# EXERCISE BRIEF:
Go through the records line by line and work out how many lines hold the word "отдельной". Answer with the number only.

# ENTRIES SUPPLIED:
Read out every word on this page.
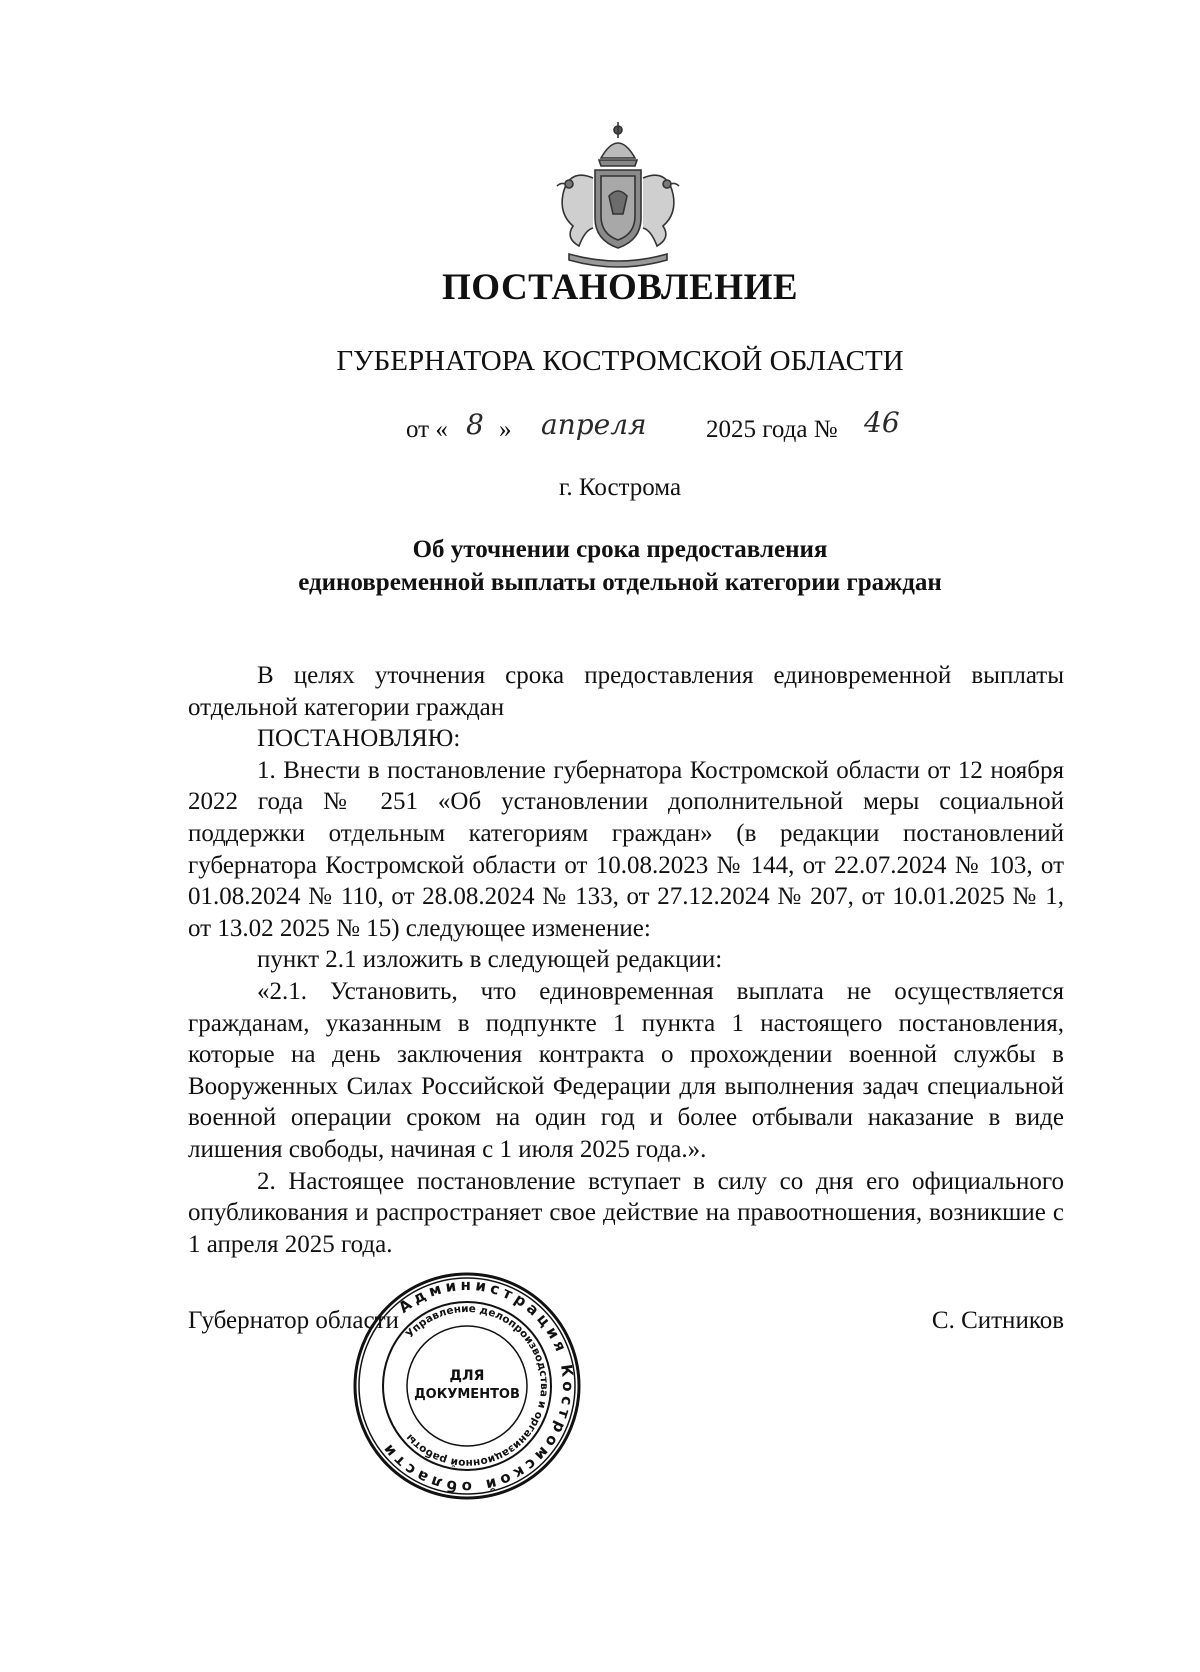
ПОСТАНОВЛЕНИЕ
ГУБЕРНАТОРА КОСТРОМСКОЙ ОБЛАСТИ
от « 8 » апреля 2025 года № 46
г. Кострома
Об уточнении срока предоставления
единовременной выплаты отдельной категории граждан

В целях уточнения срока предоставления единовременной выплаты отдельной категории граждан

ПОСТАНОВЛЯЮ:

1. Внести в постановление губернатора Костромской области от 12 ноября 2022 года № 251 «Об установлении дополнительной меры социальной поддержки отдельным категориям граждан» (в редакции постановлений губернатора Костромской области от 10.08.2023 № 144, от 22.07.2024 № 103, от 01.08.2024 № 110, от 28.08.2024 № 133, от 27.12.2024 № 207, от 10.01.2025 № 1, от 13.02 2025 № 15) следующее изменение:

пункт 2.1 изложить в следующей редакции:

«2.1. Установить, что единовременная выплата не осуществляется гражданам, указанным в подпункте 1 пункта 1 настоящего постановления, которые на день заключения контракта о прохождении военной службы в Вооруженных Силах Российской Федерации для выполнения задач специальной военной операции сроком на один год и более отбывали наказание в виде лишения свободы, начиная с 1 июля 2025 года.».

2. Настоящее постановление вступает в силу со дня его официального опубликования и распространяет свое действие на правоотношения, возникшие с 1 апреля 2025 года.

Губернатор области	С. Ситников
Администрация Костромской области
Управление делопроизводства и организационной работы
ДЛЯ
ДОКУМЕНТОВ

==

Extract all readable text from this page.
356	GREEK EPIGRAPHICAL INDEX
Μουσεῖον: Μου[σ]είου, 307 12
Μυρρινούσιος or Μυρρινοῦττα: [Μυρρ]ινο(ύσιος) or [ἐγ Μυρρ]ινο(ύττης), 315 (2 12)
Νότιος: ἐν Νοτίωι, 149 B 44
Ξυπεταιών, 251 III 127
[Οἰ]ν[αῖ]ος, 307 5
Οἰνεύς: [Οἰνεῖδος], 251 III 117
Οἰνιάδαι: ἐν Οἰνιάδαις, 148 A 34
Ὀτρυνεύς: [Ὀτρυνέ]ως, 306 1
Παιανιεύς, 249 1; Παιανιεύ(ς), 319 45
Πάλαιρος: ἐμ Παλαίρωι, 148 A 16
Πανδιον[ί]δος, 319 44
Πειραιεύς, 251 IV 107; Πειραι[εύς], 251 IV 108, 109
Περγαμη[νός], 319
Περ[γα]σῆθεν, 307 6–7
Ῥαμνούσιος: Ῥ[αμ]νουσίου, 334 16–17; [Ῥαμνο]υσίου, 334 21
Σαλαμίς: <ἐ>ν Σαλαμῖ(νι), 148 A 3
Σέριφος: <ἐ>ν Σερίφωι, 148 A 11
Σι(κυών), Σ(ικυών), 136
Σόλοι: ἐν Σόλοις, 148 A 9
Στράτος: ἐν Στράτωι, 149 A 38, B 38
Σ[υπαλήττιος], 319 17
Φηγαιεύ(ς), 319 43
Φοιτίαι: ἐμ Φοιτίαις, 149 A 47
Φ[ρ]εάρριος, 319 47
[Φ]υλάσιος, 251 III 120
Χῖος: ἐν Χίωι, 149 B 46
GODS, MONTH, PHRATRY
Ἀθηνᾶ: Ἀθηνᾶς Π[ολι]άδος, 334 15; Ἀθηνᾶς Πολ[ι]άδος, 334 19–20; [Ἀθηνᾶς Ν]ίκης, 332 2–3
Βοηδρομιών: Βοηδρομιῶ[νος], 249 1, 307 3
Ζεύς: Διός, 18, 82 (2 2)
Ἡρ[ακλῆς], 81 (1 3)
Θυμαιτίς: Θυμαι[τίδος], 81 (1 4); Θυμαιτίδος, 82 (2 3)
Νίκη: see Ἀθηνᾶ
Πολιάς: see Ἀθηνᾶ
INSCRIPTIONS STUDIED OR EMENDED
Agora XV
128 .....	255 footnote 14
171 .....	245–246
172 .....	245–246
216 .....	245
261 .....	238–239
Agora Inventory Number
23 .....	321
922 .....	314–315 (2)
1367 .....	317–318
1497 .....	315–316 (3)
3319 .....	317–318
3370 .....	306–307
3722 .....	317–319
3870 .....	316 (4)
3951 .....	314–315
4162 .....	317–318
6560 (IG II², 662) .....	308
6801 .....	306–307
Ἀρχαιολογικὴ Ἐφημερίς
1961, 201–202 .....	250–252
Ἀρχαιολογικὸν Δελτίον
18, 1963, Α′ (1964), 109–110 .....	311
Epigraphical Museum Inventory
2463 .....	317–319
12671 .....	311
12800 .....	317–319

# OUTPUT FOR THIS EXERCISE:
2